- **Short task**
Of all the lines in the records, how many hold the word "this"? Answer with the number only.

======== Given entries

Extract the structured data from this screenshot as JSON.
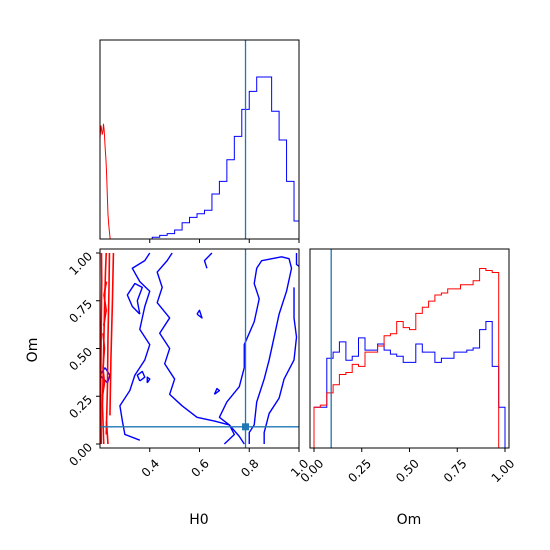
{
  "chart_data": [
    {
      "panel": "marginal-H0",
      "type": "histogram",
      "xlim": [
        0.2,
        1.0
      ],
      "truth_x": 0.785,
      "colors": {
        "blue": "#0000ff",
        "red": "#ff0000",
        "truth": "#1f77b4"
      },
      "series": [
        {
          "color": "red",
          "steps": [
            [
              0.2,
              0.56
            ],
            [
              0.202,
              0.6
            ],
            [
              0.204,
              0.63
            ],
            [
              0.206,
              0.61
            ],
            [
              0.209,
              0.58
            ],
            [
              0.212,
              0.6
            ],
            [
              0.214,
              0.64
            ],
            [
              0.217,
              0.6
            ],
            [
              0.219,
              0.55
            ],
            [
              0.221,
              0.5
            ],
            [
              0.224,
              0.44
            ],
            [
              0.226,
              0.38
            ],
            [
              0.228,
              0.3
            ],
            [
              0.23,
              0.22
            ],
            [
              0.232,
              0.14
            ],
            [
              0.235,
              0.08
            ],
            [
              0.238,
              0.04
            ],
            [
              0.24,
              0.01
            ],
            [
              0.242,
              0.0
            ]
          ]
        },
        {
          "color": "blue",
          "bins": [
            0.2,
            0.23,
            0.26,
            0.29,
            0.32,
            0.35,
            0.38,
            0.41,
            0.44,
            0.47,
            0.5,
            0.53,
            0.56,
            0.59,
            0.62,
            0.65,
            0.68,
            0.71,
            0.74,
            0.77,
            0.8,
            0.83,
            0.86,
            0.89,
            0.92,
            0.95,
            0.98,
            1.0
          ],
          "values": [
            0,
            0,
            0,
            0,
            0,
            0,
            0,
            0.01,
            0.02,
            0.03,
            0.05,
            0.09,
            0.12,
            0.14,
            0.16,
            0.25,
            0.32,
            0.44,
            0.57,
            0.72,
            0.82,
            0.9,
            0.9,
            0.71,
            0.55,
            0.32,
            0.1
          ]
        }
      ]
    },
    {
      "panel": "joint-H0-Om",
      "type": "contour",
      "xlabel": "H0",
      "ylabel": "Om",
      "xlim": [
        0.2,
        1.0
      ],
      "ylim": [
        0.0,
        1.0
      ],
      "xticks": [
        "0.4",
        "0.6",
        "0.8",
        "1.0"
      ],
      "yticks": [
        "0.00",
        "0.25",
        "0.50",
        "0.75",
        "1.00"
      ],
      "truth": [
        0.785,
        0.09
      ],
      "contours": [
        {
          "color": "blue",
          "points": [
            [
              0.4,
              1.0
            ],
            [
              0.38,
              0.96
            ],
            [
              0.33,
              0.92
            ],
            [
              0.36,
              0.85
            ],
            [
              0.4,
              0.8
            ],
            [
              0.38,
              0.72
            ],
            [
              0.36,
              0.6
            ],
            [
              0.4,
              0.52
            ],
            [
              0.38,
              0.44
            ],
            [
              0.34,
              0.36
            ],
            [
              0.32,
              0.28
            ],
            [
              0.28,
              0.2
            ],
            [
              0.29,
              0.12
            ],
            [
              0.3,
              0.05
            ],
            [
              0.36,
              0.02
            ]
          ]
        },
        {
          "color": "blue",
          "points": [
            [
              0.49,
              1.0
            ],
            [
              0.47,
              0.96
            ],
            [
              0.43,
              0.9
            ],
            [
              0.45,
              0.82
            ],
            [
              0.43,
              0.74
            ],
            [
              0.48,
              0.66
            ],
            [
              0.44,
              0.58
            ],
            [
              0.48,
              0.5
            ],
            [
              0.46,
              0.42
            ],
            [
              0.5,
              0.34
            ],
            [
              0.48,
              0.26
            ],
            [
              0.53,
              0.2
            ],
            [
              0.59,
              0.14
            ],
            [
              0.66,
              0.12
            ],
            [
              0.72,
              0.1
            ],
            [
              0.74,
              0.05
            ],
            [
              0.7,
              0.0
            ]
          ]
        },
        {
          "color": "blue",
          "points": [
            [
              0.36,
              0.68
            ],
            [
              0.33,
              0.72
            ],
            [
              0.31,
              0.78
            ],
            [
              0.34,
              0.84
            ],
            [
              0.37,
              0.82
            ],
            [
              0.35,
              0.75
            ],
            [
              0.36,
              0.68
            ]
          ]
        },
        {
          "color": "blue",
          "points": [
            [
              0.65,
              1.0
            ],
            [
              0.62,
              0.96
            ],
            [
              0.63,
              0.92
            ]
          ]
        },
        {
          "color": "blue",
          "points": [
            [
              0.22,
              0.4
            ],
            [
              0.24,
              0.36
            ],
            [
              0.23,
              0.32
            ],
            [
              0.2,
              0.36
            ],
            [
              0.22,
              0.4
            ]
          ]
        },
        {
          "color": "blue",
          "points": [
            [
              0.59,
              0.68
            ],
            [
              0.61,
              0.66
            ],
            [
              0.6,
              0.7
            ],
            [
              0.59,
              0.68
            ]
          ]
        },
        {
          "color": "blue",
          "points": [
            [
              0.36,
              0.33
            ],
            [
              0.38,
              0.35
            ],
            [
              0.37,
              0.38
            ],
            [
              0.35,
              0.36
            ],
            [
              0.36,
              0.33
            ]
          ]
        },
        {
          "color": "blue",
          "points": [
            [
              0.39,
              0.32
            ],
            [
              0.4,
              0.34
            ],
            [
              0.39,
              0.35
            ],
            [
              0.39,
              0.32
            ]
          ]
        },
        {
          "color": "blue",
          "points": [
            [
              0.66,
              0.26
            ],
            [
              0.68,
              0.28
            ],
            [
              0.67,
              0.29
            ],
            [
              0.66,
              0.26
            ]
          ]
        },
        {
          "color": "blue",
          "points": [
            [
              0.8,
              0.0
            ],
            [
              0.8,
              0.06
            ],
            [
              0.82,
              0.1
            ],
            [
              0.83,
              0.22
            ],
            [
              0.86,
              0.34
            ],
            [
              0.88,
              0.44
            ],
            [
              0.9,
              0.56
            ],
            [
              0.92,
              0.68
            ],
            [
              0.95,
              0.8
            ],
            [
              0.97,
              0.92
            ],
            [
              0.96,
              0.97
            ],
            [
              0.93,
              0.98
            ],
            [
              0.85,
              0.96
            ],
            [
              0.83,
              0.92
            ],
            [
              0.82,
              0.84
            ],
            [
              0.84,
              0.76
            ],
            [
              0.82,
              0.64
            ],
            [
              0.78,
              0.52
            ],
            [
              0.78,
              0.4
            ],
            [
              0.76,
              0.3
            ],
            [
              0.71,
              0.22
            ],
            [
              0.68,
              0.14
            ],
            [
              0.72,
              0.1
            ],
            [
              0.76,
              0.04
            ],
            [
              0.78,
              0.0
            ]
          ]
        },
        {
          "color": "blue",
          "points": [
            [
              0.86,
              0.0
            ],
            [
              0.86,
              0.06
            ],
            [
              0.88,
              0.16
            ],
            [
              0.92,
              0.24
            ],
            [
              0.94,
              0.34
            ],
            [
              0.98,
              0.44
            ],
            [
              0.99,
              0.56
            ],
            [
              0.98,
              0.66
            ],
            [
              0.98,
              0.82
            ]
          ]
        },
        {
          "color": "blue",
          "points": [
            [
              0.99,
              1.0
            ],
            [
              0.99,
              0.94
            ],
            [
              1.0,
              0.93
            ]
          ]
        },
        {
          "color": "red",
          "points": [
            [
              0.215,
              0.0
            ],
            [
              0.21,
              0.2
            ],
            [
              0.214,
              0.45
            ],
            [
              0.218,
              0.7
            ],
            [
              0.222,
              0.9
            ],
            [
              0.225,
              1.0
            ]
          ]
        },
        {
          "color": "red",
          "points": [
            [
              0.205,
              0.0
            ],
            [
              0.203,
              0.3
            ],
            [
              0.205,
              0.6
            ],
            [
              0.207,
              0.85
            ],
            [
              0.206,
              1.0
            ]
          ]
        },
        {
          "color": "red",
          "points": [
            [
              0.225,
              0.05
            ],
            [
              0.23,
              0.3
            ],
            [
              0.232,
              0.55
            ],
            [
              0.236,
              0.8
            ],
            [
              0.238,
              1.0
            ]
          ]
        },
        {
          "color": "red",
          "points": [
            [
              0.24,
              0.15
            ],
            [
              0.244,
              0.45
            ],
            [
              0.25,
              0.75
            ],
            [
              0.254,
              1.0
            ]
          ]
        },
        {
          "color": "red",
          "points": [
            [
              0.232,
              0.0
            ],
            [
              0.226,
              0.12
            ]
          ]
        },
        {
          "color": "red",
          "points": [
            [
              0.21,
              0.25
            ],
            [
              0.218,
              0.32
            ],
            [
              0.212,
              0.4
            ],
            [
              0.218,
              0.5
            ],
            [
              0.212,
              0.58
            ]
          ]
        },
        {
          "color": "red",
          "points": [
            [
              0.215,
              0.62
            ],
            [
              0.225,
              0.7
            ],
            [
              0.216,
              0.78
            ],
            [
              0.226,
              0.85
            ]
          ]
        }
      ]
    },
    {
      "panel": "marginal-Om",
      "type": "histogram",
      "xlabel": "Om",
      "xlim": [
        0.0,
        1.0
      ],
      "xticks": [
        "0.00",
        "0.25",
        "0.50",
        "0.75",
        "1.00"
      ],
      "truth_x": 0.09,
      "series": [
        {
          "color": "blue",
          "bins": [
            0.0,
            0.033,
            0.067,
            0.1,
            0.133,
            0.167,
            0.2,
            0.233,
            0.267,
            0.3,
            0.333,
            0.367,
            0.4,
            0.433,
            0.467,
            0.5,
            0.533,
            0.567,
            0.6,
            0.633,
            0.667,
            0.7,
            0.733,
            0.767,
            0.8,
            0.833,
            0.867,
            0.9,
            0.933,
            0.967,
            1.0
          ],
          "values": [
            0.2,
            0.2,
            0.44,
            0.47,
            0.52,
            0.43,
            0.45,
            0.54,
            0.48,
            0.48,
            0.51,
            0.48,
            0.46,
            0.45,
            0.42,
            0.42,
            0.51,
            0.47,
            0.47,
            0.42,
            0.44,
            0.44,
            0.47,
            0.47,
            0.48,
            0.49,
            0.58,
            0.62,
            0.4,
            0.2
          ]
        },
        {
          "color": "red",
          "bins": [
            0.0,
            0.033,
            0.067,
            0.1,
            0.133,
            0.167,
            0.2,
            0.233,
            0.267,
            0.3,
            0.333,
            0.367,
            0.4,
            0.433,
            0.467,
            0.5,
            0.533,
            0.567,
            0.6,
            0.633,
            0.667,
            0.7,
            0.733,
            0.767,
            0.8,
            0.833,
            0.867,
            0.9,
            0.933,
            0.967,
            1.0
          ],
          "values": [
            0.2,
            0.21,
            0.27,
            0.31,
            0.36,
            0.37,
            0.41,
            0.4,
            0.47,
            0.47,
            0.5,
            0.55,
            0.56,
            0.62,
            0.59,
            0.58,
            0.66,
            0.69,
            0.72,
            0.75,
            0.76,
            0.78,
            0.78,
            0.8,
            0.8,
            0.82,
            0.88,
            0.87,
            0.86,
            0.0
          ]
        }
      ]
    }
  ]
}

================
======== Given entries

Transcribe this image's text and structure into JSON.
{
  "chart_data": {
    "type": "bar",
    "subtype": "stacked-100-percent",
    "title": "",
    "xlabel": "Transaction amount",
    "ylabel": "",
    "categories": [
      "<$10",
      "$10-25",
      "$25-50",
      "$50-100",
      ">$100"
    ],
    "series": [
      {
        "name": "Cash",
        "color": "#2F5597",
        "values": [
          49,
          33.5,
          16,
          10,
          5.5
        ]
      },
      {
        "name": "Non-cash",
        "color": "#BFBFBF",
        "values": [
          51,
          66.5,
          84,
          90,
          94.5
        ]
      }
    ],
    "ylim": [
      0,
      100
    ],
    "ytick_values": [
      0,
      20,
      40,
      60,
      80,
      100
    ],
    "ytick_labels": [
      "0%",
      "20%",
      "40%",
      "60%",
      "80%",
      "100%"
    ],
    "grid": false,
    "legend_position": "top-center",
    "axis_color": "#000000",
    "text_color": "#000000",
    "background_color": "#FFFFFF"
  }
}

================

- **The response**
2